======== Records provided
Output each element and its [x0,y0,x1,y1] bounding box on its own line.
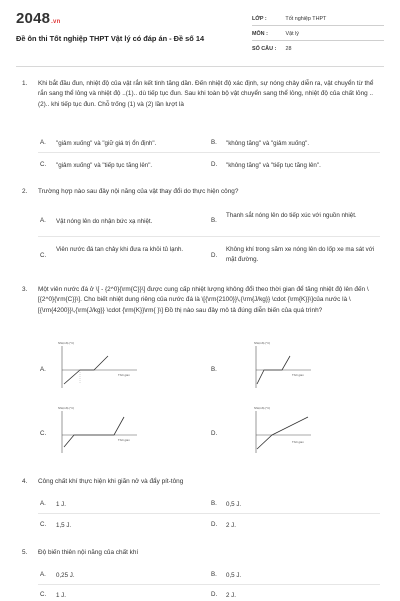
y-axis-label: Nhiệt độ (°C) [254,406,271,410]
temperature-curve [64,417,124,447]
q5-option-c-text[interactable]: 1 J. [56,592,66,599]
q3-graph-b[interactable] [226,340,316,392]
q3-graph-d[interactable] [226,405,316,457]
q3-option-c-label[interactable]: C. [40,430,47,437]
header-divider [16,66,384,67]
q3-graph-c[interactable] [52,405,142,457]
question-4-number: 4. [22,478,28,485]
x-axis-label: Thời gian [292,440,304,444]
document-title: Đề ôn thi Tốt nghiệp THPT Vật lý có đáp án - Đề số 14 [16,34,205,43]
q4-option-c-label[interactable]: C. [40,521,47,528]
q5-option-b-label[interactable]: B. [211,571,217,578]
meta-count-key: SỐ CÂU : [252,46,277,52]
q1-option-b-label[interactable]: B. [211,139,217,146]
q3-graph-a[interactable] [52,340,142,392]
q1-option-a-text[interactable]: "giảm xuống" và "giữ giá trị ổn định". [56,140,157,147]
q5-option-d-text[interactable]: 2 J. [226,592,236,599]
q4-option-b-label[interactable]: B. [211,500,217,507]
q2-option-b-text[interactable]: Thanh sắt nóng lên do tiếp xúc với nguồn nhiệt. [226,212,357,219]
q2-option-a-label[interactable]: A. [40,217,46,224]
q2-option-a-text[interactable]: Vật nóng lên do nhận bức xạ nhiệt. [56,218,153,225]
q5-option-d-label[interactable]: D. [211,591,218,598]
q2-option-c-label[interactable]: C. [40,252,47,259]
question-3-text: Một viên nước đá ở \[ - {2^0}{\rm{C}}\] được cung cấp nhiệt lượng không đổi theo thời gian để tăng nhiệt độ lên đến \[{2^0}{\rm{C}}\]. Cho biết nhiệt dung riêng của nước đá là \[{\rm{2100}}\,{\rm{J/kg}} \cdot {\rm{K}}\]của nước là \[{\rm{4200}}\,{\rm{J/kg}} \cdot {\rm{K}}\rm{ }\] Đồ thị nào sau đây mô tả đúng diễn biến của quá trình? [38,286,369,314]
q5-option-c-label[interactable]: C. [40,591,47,598]
option-divider [38,584,380,585]
temperature-curve [257,417,308,449]
question-2-number: 2. [22,188,28,195]
q1-option-d-label[interactable]: D. [211,161,218,168]
meta-count-value: 28 [285,46,292,52]
q1-option-d-text[interactable]: "không tăng" và "tiếp tục tăng lên". [226,162,321,169]
option-divider [38,513,380,514]
q4-option-b-text[interactable]: 0,5 J. [226,501,242,508]
site-logo[interactable] [16,10,60,27]
q3-option-d-label[interactable]: D. [211,430,218,437]
q1-option-a-label[interactable]: A. [40,139,46,146]
y-axis-label: Nhiệt độ (°C) [58,341,75,345]
q4-option-d-label[interactable]: D. [211,521,218,528]
question-3-number: 3. [22,286,28,293]
x-axis-label: Thời gian [292,373,304,377]
question-1-text: Khi bắt đầu đun, nhiệt độ của vật rắn kết tinh tăng dần. Đến nhiệt độ xác định, sự nóng chảy diễn ra, vật chuyển từ thể rắn sang thể lỏng và nhiệt độ ..(1).. dù tiếp tục đun. Sau khi toàn bộ vật chuyển sang thể lỏng, nhiệt độ của chất lỏng ..(2).. khi tiếp tục đun. Chỗ trống (1) và (2) lần lượt là [38,80,374,108]
q2-option-b-label[interactable]: B. [211,217,217,224]
logo-name: 2048 [16,10,51,27]
option-divider [38,236,380,237]
meta-divider [252,40,384,41]
meta-divider [252,25,384,26]
meta-class-value: Tốt nghiệp THPT [285,16,327,22]
y-axis-label: Nhiệt độ (°C) [254,341,271,345]
meta-class-key: LỚP : [252,16,267,22]
meta-subject [252,31,299,37]
q1-option-b-text[interactable]: "không tăng" và "giảm xuống". [226,140,310,147]
question-1-number: 1. [22,80,28,87]
meta-class [252,16,326,22]
q4-option-a-text[interactable]: 1 J. [56,501,66,508]
meta-subject-key: MÔN : [252,31,268,37]
meta-subject-value: Vật lý [285,31,299,37]
q5-option-a-label[interactable]: A. [40,571,46,578]
logo-suffix: .vn [51,19,61,25]
option-divider [38,152,380,153]
q4-option-a-label[interactable]: A. [40,500,46,507]
y-axis-label: Nhiệt độ (°C) [58,406,75,410]
meta-count [252,46,292,52]
question-2-text: Trường hợp nào sau đây nội năng của vật thay đổi do thực hiện công? [38,188,239,195]
q1-option-c-label[interactable]: C. [40,161,47,168]
page-header [0,0,400,64]
q5-option-b-text[interactable]: 0,5 J. [226,572,242,579]
q2-option-d-label[interactable]: D. [211,252,218,259]
q1-option-c-text[interactable]: "giảm xuống" và "tiếp tục tăng lên". [56,162,153,169]
q3-option-a-label[interactable]: A. [40,366,46,373]
q2-option-d-text[interactable]: Không khí trong săm xe nóng lên do lốp xe ma sát với mặt đường. [226,246,375,263]
question-5-text: Độ biến thiên nội năng của chất khí [38,549,139,556]
q5-option-a-text[interactable]: 0,25 J. [56,572,75,579]
q4-option-d-text[interactable]: 2 J. [226,522,236,529]
q4-option-c-text[interactable]: 1,5 J. [56,522,72,529]
x-axis-label: Thời gian [118,438,130,442]
q2-option-c-text[interactable]: Viên nước đá tan chảy khi đưa ra khỏi tủ lạnh. [56,246,184,253]
q3-option-b-label[interactable]: B. [211,366,217,373]
question-4-text: Công chất khí thực hiện khi giãn nở và đẩy pít-tông [38,478,184,485]
question-5-number: 5. [22,549,28,556]
x-axis-label: Thời gian [118,373,130,377]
================
Given task
Copy every row above word for word, leaving out any pictures.

Output of the exercise
Output each element and its [x0,y0,x1,y1] bounding box on its own line.
y-axis-label: Nhiệt độ (°C) [254,406,271,410]
temperature-curve [64,417,124,447]
q5-option-c-text[interactable]: 1 J. [56,592,66,599]
q3-graph-b[interactable] [226,340,316,392]
q3-graph-d[interactable] [226,405,316,457]
q3-option-c-label[interactable]: C. [40,430,47,437]
header-divider [16,66,384,67]
q3-graph-c[interactable] [52,405,142,457]
question-4-number: 4. [22,478,28,485]
x-axis-label: Thời gian [292,440,304,444]
document-title: Đề ôn thi Tốt nghiệp THPT Vật lý có đáp án - Đề số 14 [16,34,205,43]
q4-option-c-label[interactable]: C. [40,521,47,528]
q5-option-b-label[interactable]: B. [211,571,217,578]
meta-count-key: SỐ CÂU : [252,46,277,52]
q1-option-b-label[interactable]: B. [211,139,217,146]
q3-graph-a[interactable] [52,340,142,392]
q1-option-a-text[interactable]: "giảm xuống" và "giữ giá trị ổn định". [56,140,157,147]
q5-option-d-text[interactable]: 2 J. [226,592,236,599]
q4-option-b-label[interactable]: B. [211,500,217,507]
q2-option-b-text[interactable]: Thanh sắt nóng lên do tiếp xúc với nguồn nhiệt. [226,212,357,219]
q2-option-a-label[interactable]: A. [40,217,46,224]
q2-option-a-text[interactable]: Vật nóng lên do nhận bức xạ nhiệt. [56,218,153,225]
q5-option-d-label[interactable]: D. [211,591,218,598]
q2-option-c-label[interactable]: C. [40,252,47,259]
question-3-text: Một viên nước đá ở \[ - {2^0}{\rm{C}}\] được cung cấp nhiệt lượng không đổi theo thời gian để tăng nhiệt độ lên đến \[{2^0}{\rm{C}}\]. Cho biết nhiệt dung riêng của nước đá là \[{\rm{2100}}\,{\rm{J/kg}} \cdot {\rm{K}}\]của nước là \[{\rm{4200}}\,{\rm{J/kg}} \cdot {\rm{K}}\rm{ }\] Đồ thị nào sau đây mô tả đúng diễn biến của quá trình? [38,286,369,314]
q5-option-c-label[interactable]: C. [40,591,47,598]
option-divider [38,584,380,585]
temperature-curve [257,417,308,449]
question-2-number: 2. [22,188,28,195]
q1-option-d-label[interactable]: D. [211,161,218,168]
meta-count-value: 28 [285,46,292,52]
q1-option-d-text[interactable]: "không tăng" và "tiếp tục tăng lên". [226,162,321,169]
option-divider [38,513,380,514]
q4-option-b-text[interactable]: 0,5 J. [226,501,242,508]
site-logo[interactable] [16,10,60,27]
q3-option-d-label[interactable]: D. [211,430,218,437]
q1-option-a-label[interactable]: A. [40,139,46,146]
y-axis-label: Nhiệt độ (°C) [58,341,75,345]
q4-option-d-label[interactable]: D. [211,521,218,528]
question-3-number: 3. [22,286,28,293]
x-axis-label: Thời gian [292,373,304,377]
question-1-text: Khi bắt đầu đun, nhiệt độ của vật rắn kết tinh tăng dần. Đến nhiệt độ xác định, sự nóng chảy diễn ra, vật chuyển từ thể rắn sang thể lỏng và nhiệt độ ..(1).. dù tiếp tục đun. Sau khi toàn bộ vật chuyển sang thể lỏng, nhiệt độ của chất lỏng ..(2).. khi tiếp tục đun. Chỗ trống (1) và (2) lần lượt là [38,80,374,108]
q2-option-b-label[interactable]: B. [211,217,217,224]
logo-name: 2048 [16,10,51,27]
option-divider [38,236,380,237]
meta-divider [252,40,384,41]
meta-divider [252,25,384,26]
meta-class-value: Tốt nghiệp THPT [285,16,327,22]
y-axis-label: Nhiệt độ (°C) [254,341,271,345]
meta-class-key: LỚP : [252,16,267,22]
meta-subject [252,31,299,37]
q1-option-b-text[interactable]: "không tăng" và "giảm xuống". [226,140,310,147]
question-1-number: 1. [22,80,28,87]
meta-class [252,16,326,22]
q4-option-a-text[interactable]: 1 J. [56,501,66,508]
meta-subject-key: MÔN : [252,31,268,37]
meta-subject-value: Vật lý [285,31,299,37]
q5-option-a-label[interactable]: A. [40,571,46,578]
logo-suffix: .vn [51,19,61,25]
option-divider [38,152,380,153]
q4-option-a-label[interactable]: A. [40,500,46,507]
y-axis-label: Nhiệt độ (°C) [58,406,75,410]
meta-count [252,46,292,52]
question-2-text: Trường hợp nào sau đây nội năng của vật thay đổi do thực hiện công? [38,188,239,195]
q1-option-c-label[interactable]: C. [40,161,47,168]
page-header [0,0,400,64]
q5-option-b-text[interactable]: 0,5 J. [226,572,242,579]
q2-option-d-label[interactable]: D. [211,252,218,259]
q1-option-c-text[interactable]: "giảm xuống" và "tiếp tục tăng lên". [56,162,153,169]
q3-option-a-label[interactable]: A. [40,366,46,373]
q2-option-d-text[interactable]: Không khí trong săm xe nóng lên do lốp xe ma sát với mặt đường. [226,246,375,263]
question-5-text: Độ biến thiên nội năng của chất khí [38,549,139,556]
q5-option-a-text[interactable]: 0,25 J. [56,572,75,579]
q4-option-d-text[interactable]: 2 J. [226,522,236,529]
q4-option-c-text[interactable]: 1,5 J. [56,522,72,529]
x-axis-label: Thời gian [118,438,130,442]
q2-option-c-text[interactable]: Viên nước đá tan chảy khi đưa ra khỏi tủ lạnh. [56,246,184,253]
q3-option-b-label[interactable]: B. [211,366,217,373]
question-4-text: Công chất khí thực hiện khi giãn nở và đẩy pít-tông [38,478,184,485]
question-5-number: 5. [22,549,28,556]
x-axis-label: Thời gian [118,373,130,377]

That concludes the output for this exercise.